**Short exercise**
Count how many lines hold the word "content" and give that number as the whole answer.

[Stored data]
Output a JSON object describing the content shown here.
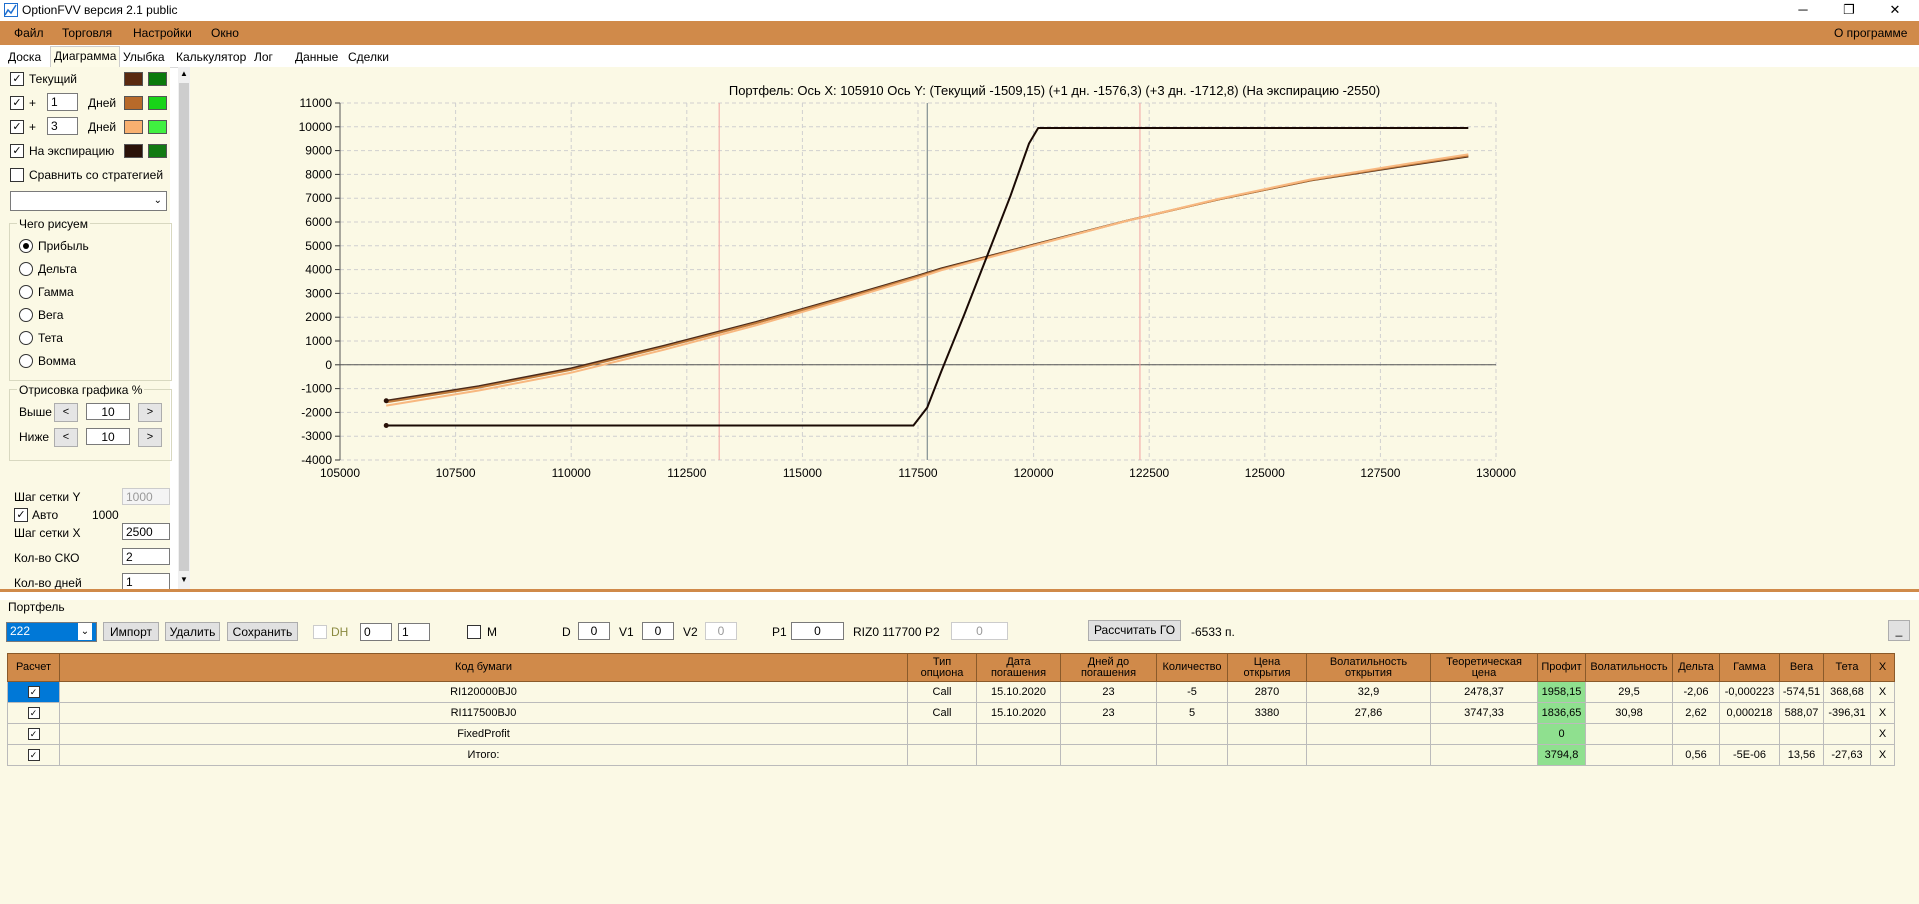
{
  "window": {
    "title": "OptionFVV версия 2.1 public",
    "minimize": "─",
    "restore": "❐",
    "close": "✕"
  },
  "menu": {
    "items": [
      "Файл",
      "Торговля",
      "Настройки",
      "Окно"
    ],
    "about": "О программе"
  },
  "tabs": [
    "Доска",
    "Диаграмма",
    "Улыбка",
    "Калькулятор",
    "Лог",
    "Данные",
    "Сделки"
  ],
  "active_tab": "Диаграмма",
  "left": {
    "current_label": "Текущий",
    "current_checked": "✓",
    "plus1": "+",
    "plus1_value": "1",
    "days1": "Дней",
    "plus3": "+",
    "plus3_value": "3",
    "days3": "Дней",
    "expiry_label": "На экспирацию",
    "compare_label": "Сравнить со стратегией",
    "compare_select": "",
    "what_title": "Чего рисуем",
    "radios": [
      "Прибыль",
      "Дельта",
      "Гамма",
      "Вега",
      "Тета",
      "Вомма"
    ],
    "draw_title": "Отрисовка графика %",
    "above_label": "Выше",
    "above_value": "10",
    "below_label": "Ниже",
    "below_value": "10",
    "arrow_left": "<",
    "arrow_right": ">",
    "grid_y_label": "Шаг сетки Y",
    "grid_y_value": "1000",
    "auto_label": "Авто",
    "auto_value": "1000",
    "grid_x_label": "Шаг сетки X",
    "grid_x_value": "2500",
    "sko_label": "Кол-во СКО",
    "sko_value": "2",
    "days_label": "Кол-во дней",
    "days_value": "1",
    "colors": {
      "current_a": "#5a2a10",
      "current_b": "#0a7a0a",
      "d1_a": "#b86a2a",
      "d1_b": "#18d418",
      "d3_a": "#f8b070",
      "d3_b": "#40f040",
      "exp_a": "#2a1208",
      "exp_b": "#127a12"
    }
  },
  "chart_header": "Портфель: Ось X:  105910 Ось Y:   (Текущий -1509,15)  (+1 дн. -1576,3)  (+3 дн. -1712,8)  (На экспирацию -2550)",
  "chart_data": {
    "type": "line",
    "xlim": [
      105000,
      130000
    ],
    "ylim": [
      -4000,
      11000
    ],
    "x_ticks": [
      "105000",
      "107500",
      "110000",
      "112500",
      "115000",
      "117500",
      "120000",
      "122500",
      "125000",
      "127500",
      "130000"
    ],
    "y_ticks": [
      "11000",
      "10000",
      "9000",
      "8000",
      "7000",
      "6000",
      "5000",
      "4000",
      "3000",
      "2000",
      "1000",
      "0",
      "-1000",
      "-2000",
      "-3000",
      "-4000"
    ],
    "x_tick_values": [
      105000,
      107500,
      110000,
      112500,
      115000,
      117500,
      120000,
      122500,
      125000,
      127500,
      130000
    ],
    "y_tick_values": [
      11000,
      10000,
      9000,
      8000,
      7000,
      6000,
      5000,
      4000,
      3000,
      2000,
      1000,
      0,
      -1000,
      -2000,
      -3000,
      -4000
    ],
    "cursor_x": 117700,
    "sigma_lines": [
      113200,
      122300
    ],
    "series": [
      {
        "color": "#4a2a1a",
        "x": [
          106000,
          108000,
          110000,
          112000,
          114000,
          116000,
          117500,
          118000,
          120000,
          122000,
          124000,
          126000,
          128000,
          129400
        ],
        "y": [
          -1510,
          -900,
          -150,
          800,
          1800,
          2900,
          3750,
          4050,
          5050,
          6050,
          6950,
          7750,
          8350,
          8750
        ]
      },
      {
        "color": "#c07a3a",
        "x": [
          106000,
          108000,
          110000,
          112000,
          114000,
          116000,
          117500,
          118000,
          120000,
          122000,
          124000,
          126000,
          128000,
          129400
        ],
        "y": [
          -1576,
          -960,
          -210,
          740,
          1750,
          2850,
          3710,
          4010,
          5030,
          6040,
          6950,
          7760,
          8380,
          8790
        ]
      },
      {
        "color": "#f8b880",
        "x": [
          106000,
          108000,
          110000,
          112000,
          114000,
          116000,
          117500,
          118000,
          120000,
          122000,
          124000,
          126000,
          128000,
          129400
        ],
        "y": [
          -1713,
          -1080,
          -330,
          630,
          1660,
          2780,
          3650,
          3970,
          5010,
          6040,
          6970,
          7790,
          8420,
          8840
        ]
      },
      {
        "color": "#1a0a04",
        "x": [
          106000,
          117400,
          117700,
          118000,
          118500,
          119000,
          119500,
          119900,
          120100,
          129400
        ],
        "y": [
          -2550,
          -2550,
          -1800,
          -300,
          2100,
          4600,
          7100,
          9300,
          9950,
          9950
        ]
      }
    ]
  },
  "portfolio": {
    "title": "Портфель",
    "select": "222",
    "import": "Импорт",
    "delete": "Удалить",
    "save": "Сохранить",
    "dh": "DH",
    "dh_a": "0",
    "dh_b": "1",
    "m": "M",
    "d_label": "D",
    "d_value": "0",
    "v1_label": "V1",
    "v1_value": "0",
    "v2_label": "V2",
    "v2_value": "0",
    "p1_label": "P1",
    "p1_value": "0",
    "riz": "RIZ0 117700",
    "p2_label": "P2",
    "p2_value": "0",
    "calc_go": "Рассчитать ГО",
    "go_value": "-6533 п.",
    "collapse": "_",
    "up": "▲",
    "down": "▼"
  },
  "table": {
    "headers": [
      "Расчет",
      "Код бумаги",
      "Тип опциона",
      "Дата погашения",
      "Дней до погашения",
      "Количество",
      "Цена открытия",
      "Волатильность открытия",
      "Теоретическая цена",
      "Профит",
      "Волатильность",
      "Дельта",
      "Гамма",
      "Вега",
      "Тета",
      "X"
    ],
    "rows": [
      [
        "✓",
        "RI120000BJ0",
        "Call",
        "15.10.2020",
        "23",
        "-5",
        "2870",
        "32,9",
        "2478,37",
        "1958,15",
        "29,5",
        "-2,06",
        "-0,000223",
        "-574,51",
        "368,68",
        "X"
      ],
      [
        "✓",
        "RI117500BJ0",
        "Call",
        "15.10.2020",
        "23",
        "5",
        "3380",
        "27,86",
        "3747,33",
        "1836,65",
        "30,98",
        "2,62",
        "0,000218",
        "588,07",
        "-396,31",
        "X"
      ],
      [
        "✓",
        "FixedProfit",
        "",
        "",
        "",
        "",
        "",
        "",
        "",
        "0",
        "",
        "",
        "",
        "",
        "",
        "X"
      ],
      [
        "✓",
        "Итого:",
        "",
        "",
        "",
        "",
        "",
        "",
        "",
        "3794,8",
        "",
        "0,56",
        "-5E-06",
        "13,56",
        "-27,63",
        "X"
      ]
    ]
  }
}
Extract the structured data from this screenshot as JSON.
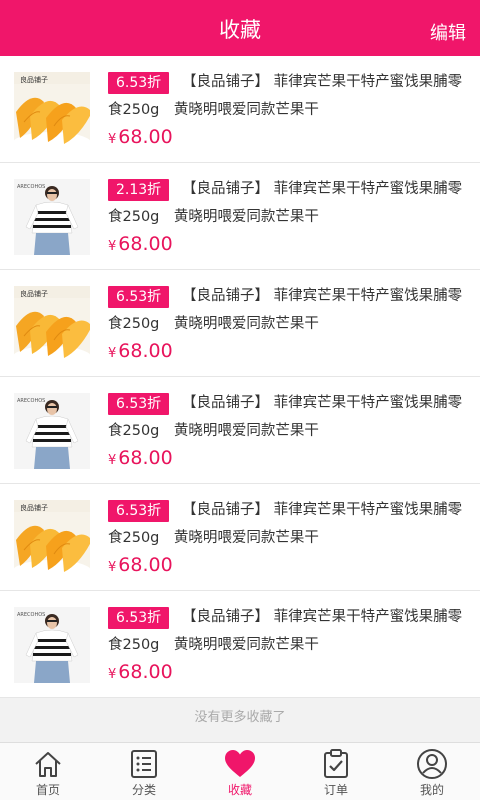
{
  "header": {
    "title": "收藏",
    "edit_label": "编辑"
  },
  "items": [
    {
      "discount": "6.53折",
      "name": "【良品铺子】 菲律宾芒果干特产蜜饯果脯零食250g　黄晓明喂爱同款芒果干",
      "currency": "¥",
      "price": "68.00",
      "image": "mango"
    },
    {
      "discount": "2.13折",
      "name": "【良品铺子】 菲律宾芒果干特产蜜饯果脯零食250g　黄晓明喂爱同款芒果干",
      "currency": "¥",
      "price": "68.00",
      "image": "sweater"
    },
    {
      "discount": "6.53折",
      "name": "【良品铺子】 菲律宾芒果干特产蜜饯果脯零食250g　黄晓明喂爱同款芒果干",
      "currency": "¥",
      "price": "68.00",
      "image": "mango"
    },
    {
      "discount": "6.53折",
      "name": "【良品铺子】 菲律宾芒果干特产蜜饯果脯零食250g　黄晓明喂爱同款芒果干",
      "currency": "¥",
      "price": "68.00",
      "image": "sweater"
    },
    {
      "discount": "6.53折",
      "name": "【良品铺子】 菲律宾芒果干特产蜜饯果脯零食250g　黄晓明喂爱同款芒果干",
      "currency": "¥",
      "price": "68.00",
      "image": "mango"
    },
    {
      "discount": "6.53折",
      "name": "【良品铺子】 菲律宾芒果干特产蜜饯果脯零食250g　黄晓明喂爱同款芒果干",
      "currency": "¥",
      "price": "68.00",
      "image": "sweater"
    }
  ],
  "footer_note": "没有更多收藏了",
  "tabs": [
    {
      "label": "首页",
      "icon": "home-icon",
      "active": false
    },
    {
      "label": "分类",
      "icon": "category-list-icon",
      "active": false
    },
    {
      "label": "收藏",
      "icon": "heart-icon",
      "active": true
    },
    {
      "label": "订单",
      "icon": "order-clipboard-icon",
      "active": false
    },
    {
      "label": "我的",
      "icon": "user-icon",
      "active": false
    }
  ],
  "colors": {
    "brand": "#f0166a",
    "price": "#e8145c"
  }
}
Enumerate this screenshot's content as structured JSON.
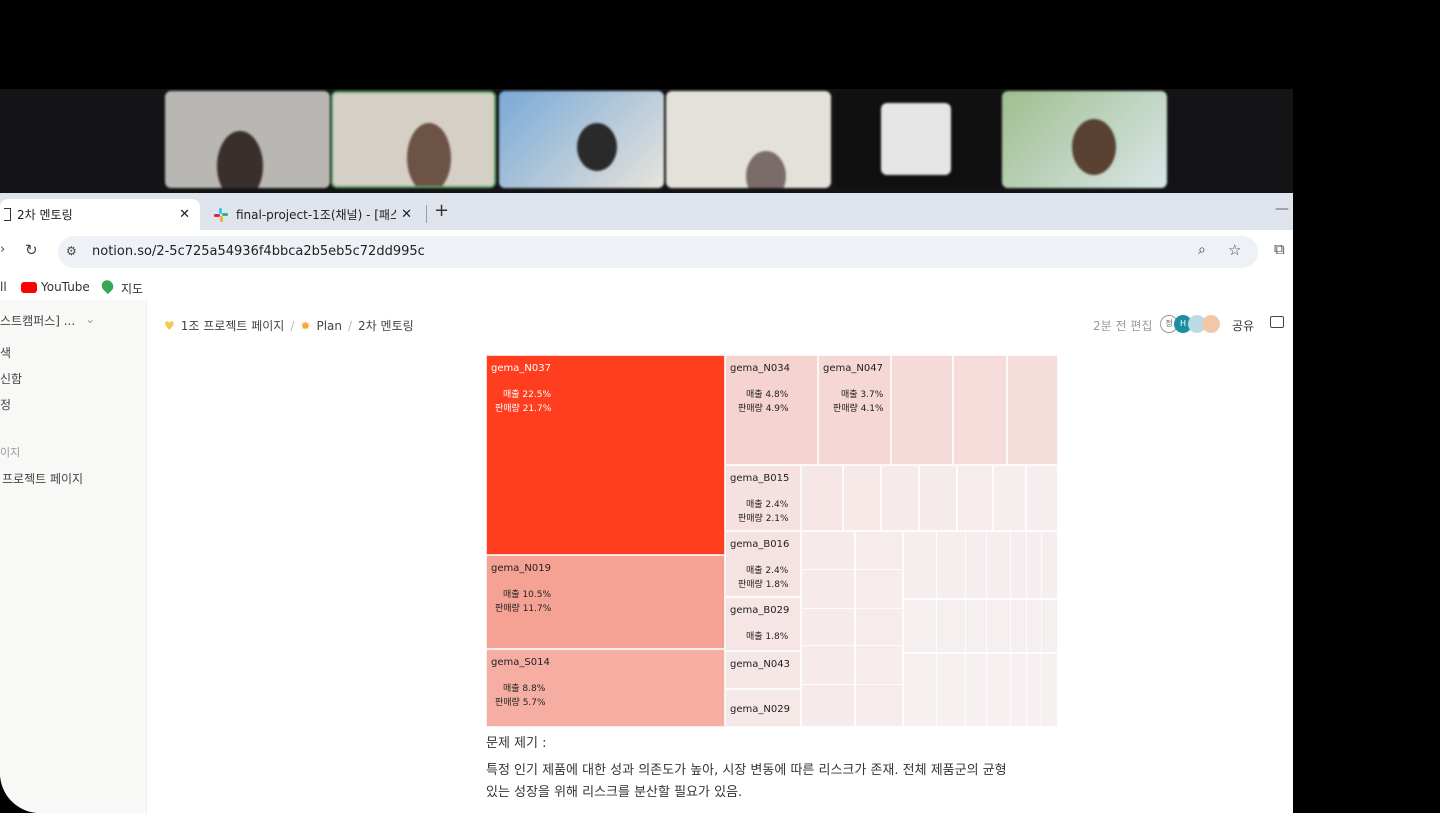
{
  "tabs": [
    {
      "label": "2차 멘토링",
      "active": true
    },
    {
      "label": "final-project-1조(채널) - [패스",
      "active": false
    }
  ],
  "address": {
    "url": "notion.so/2-5c725a54936f4bbca2b5eb5c72dd995c"
  },
  "bookmarks": [
    {
      "label": "ll"
    },
    {
      "label": "YouTube"
    },
    {
      "label": "지도"
    }
  ],
  "sidebar": {
    "workspace": "스트캠퍼스] ...",
    "items": [
      "색",
      "신함",
      "정"
    ],
    "section": "이지",
    "page": "프로젝트 페이지"
  },
  "breadcrumb": [
    "1조 프로젝트 페이지",
    "Plan",
    "2차 멘토링"
  ],
  "topbar": {
    "edited": "2분 전 편집",
    "share": "공유",
    "avatars": [
      "정",
      "H"
    ]
  },
  "treemap": {
    "cells": [
      {
        "name": "gema_N037",
        "l1": "매출 22.5%",
        "l2": "판매량 21.7%"
      },
      {
        "name": "gema_N019",
        "l1": "매출 10.5%",
        "l2": "판매량 11.7%"
      },
      {
        "name": "gema_S014",
        "l1": "매출 8.8%",
        "l2": "판매량 5.7%"
      },
      {
        "name": "gema_N034",
        "l1": "매출 4.8%",
        "l2": "판매량 4.9%"
      },
      {
        "name": "gema_N047",
        "l1": "매출 3.7%",
        "l2": "판매량 4.1%"
      },
      {
        "name": "gema_B015",
        "l1": "매출 2.4%",
        "l2": "판매량 2.1%"
      },
      {
        "name": "gema_B016",
        "l1": "매출 2.4%",
        "l2": "판매량 1.8%"
      },
      {
        "name": "gema_B029",
        "l1": "매출 1.8%",
        "l2": ""
      },
      {
        "name": "gema_N043",
        "l1": "",
        "l2": ""
      },
      {
        "name": "gema_N029",
        "l1": "",
        "l2": ""
      }
    ]
  },
  "body": {
    "heading": "문제 제기 :",
    "line1": "특정 인기 제품에 대한 성과 의존도가 높아, 시장 변동에 따른 리스크가 존재. 전체 제품군의 균형",
    "line2": "있는 성장을 위해 리스크를 분산할 필요가 있음."
  },
  "colors": {
    "accent": "#ff3d1f",
    "mid": "#f5a196",
    "light": "#f5d5d3",
    "lighter": "#f6e6e6"
  }
}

**Output of the exercise**
2